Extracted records
==================================================

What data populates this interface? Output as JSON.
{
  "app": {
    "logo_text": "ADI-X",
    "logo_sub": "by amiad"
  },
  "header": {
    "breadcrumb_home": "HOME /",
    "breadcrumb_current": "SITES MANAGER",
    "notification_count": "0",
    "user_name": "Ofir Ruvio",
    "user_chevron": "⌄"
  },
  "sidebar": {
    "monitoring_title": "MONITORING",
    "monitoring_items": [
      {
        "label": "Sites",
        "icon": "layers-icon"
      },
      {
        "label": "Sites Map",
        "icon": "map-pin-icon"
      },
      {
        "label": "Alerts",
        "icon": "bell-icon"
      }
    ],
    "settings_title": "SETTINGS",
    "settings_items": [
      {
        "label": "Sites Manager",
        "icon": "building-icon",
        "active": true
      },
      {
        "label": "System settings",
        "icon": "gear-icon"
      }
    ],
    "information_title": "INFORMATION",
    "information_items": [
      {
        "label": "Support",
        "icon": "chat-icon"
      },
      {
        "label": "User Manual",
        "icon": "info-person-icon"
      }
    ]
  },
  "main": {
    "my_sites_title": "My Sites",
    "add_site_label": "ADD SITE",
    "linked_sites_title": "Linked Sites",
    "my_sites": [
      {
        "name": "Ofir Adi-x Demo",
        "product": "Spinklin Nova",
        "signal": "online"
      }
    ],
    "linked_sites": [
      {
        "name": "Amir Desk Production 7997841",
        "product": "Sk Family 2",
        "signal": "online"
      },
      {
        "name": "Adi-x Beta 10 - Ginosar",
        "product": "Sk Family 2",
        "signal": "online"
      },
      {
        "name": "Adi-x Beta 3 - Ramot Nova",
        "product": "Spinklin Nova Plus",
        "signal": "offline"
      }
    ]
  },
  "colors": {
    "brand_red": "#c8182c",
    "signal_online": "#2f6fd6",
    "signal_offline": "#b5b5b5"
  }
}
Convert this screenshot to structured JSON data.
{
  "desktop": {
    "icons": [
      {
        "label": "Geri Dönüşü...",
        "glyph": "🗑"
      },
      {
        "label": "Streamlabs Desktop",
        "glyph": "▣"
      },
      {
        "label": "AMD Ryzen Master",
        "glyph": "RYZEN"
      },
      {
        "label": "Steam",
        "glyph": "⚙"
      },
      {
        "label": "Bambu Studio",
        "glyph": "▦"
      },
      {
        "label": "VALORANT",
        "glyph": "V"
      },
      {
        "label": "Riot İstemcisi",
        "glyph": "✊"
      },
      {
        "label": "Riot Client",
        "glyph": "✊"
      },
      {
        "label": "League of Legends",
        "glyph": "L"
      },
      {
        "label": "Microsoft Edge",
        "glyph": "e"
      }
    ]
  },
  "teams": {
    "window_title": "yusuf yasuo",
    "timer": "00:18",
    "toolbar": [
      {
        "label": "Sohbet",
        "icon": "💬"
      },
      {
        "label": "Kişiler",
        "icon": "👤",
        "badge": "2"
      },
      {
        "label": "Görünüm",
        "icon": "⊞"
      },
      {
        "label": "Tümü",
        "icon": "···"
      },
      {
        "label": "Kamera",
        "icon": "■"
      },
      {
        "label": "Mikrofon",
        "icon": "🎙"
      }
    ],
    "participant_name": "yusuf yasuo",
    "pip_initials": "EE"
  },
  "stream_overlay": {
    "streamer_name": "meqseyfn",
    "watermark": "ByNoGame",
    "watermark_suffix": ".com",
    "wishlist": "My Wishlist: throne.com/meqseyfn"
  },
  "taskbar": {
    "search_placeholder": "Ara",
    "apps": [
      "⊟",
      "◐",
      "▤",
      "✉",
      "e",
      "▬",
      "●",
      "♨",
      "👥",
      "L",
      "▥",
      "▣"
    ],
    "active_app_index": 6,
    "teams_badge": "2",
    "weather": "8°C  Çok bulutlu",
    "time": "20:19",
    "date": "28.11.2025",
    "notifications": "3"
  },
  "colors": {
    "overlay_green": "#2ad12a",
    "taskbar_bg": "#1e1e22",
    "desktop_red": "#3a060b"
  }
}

==================================================

• **EXERCISE REQUIREMENTS**
Retype all of the material, keeping each line exact.

• **RESULT**
What data populates this interface? Output as JSON.
{
  "app": {
    "logo_text": "ADI-X",
    "logo_sub": "by amiad"
  },
  "header": {
    "breadcrumb_home": "HOME /",
    "breadcrumb_current": "SITES MANAGER",
    "notification_count": "0",
    "user_name": "Ofir Ruvio",
    "user_chevron": "⌄"
  },
  "sidebar": {
    "monitoring_title": "MONITORING",
    "monitoring_items": [
      {
        "label": "Sites",
        "icon": "layers-icon"
      },
      {
        "label": "Sites Map",
        "icon": "map-pin-icon"
      },
      {
        "label": "Alerts",
        "icon": "bell-icon"
      }
    ],
    "settings_title": "SETTINGS",
    "settings_items": [
      {
        "label": "Sites Manager",
        "icon": "building-icon",
        "active": true
      },
      {
        "label": "System settings",
        "icon": "gear-icon"
      }
    ],
    "information_title": "INFORMATION",
    "information_items": [
      {
        "label": "Support",
        "icon": "chat-icon"
      },
      {
        "label": "User Manual",
        "icon": "info-person-icon"
      }
    ]
  },
  "main": {
    "my_sites_title": "My Sites",
    "add_site_label": "ADD SITE",
    "linked_sites_title": "Linked Sites",
    "my_sites": [
      {
        "name": "Ofir Adi-x Demo",
        "product": "Spinklin Nova",
        "signal": "online"
      }
    ],
    "linked_sites": [
      {
        "name": "Amir Desk Production 7997841",
        "product": "Sk Family 2",
        "signal": "online"
      },
      {
        "name": "Adi-x Beta 10 - Ginosar",
        "product": "Sk Family 2",
        "signal": "online"
      },
      {
        "name": "Adi-x Beta 3 - Ramot Nova",
        "product": "Spinklin Nova Plus",
        "signal": "offline"
      }
    ]
  },
  "colors": {
    "brand_red": "#c8182c",
    "signal_online": "#2f6fd6",
    "signal_offline": "#b5b5b5"
  }
}
Convert this screenshot to structured JSON data.
{
  "desktop": {
    "icons": [
      {
        "label": "Geri Dönüşü...",
        "glyph": "🗑"
      },
      {
        "label": "Streamlabs Desktop",
        "glyph": "▣"
      },
      {
        "label": "AMD Ryzen Master",
        "glyph": "RYZEN"
      },
      {
        "label": "Steam",
        "glyph": "⚙"
      },
      {
        "label": "Bambu Studio",
        "glyph": "▦"
      },
      {
        "label": "VALORANT",
        "glyph": "V"
      },
      {
        "label": "Riot İstemcisi",
        "glyph": "✊"
      },
      {
        "label": "Riot Client",
        "glyph": "✊"
      },
      {
        "label": "League of Legends",
        "glyph": "L"
      },
      {
        "label": "Microsoft Edge",
        "glyph": "e"
      }
    ]
  },
  "teams": {
    "window_title": "yusuf yasuo",
    "timer": "00:18",
    "toolbar": [
      {
        "label": "Sohbet",
        "icon": "💬"
      },
      {
        "label": "Kişiler",
        "icon": "👤",
        "badge": "2"
      },
      {
        "label": "Görünüm",
        "icon": "⊞"
      },
      {
        "label": "Tümü",
        "icon": "···"
      },
      {
        "label": "Kamera",
        "icon": "■"
      },
      {
        "label": "Mikrofon",
        "icon": "🎙"
      }
    ],
    "participant_name": "yusuf yasuo",
    "pip_initials": "EE"
  },
  "stream_overlay": {
    "streamer_name": "meqseyfn",
    "watermark": "ByNoGame",
    "watermark_suffix": ".com",
    "wishlist": "My Wishlist: throne.com/meqseyfn"
  },
  "taskbar": {
    "search_placeholder": "Ara",
    "apps": [
      "⊟",
      "◐",
      "▤",
      "✉",
      "e",
      "▬",
      "●",
      "♨",
      "👥",
      "L",
      "▥",
      "▣"
    ],
    "active_app_index": 6,
    "teams_badge": "2",
    "weather": "8°C  Çok bulutlu",
    "time": "20:19",
    "date": "28.11.2025",
    "notifications": "3"
  },
  "colors": {
    "overlay_green": "#2ad12a",
    "taskbar_bg": "#1e1e22",
    "desktop_red": "#3a060b"
  }
}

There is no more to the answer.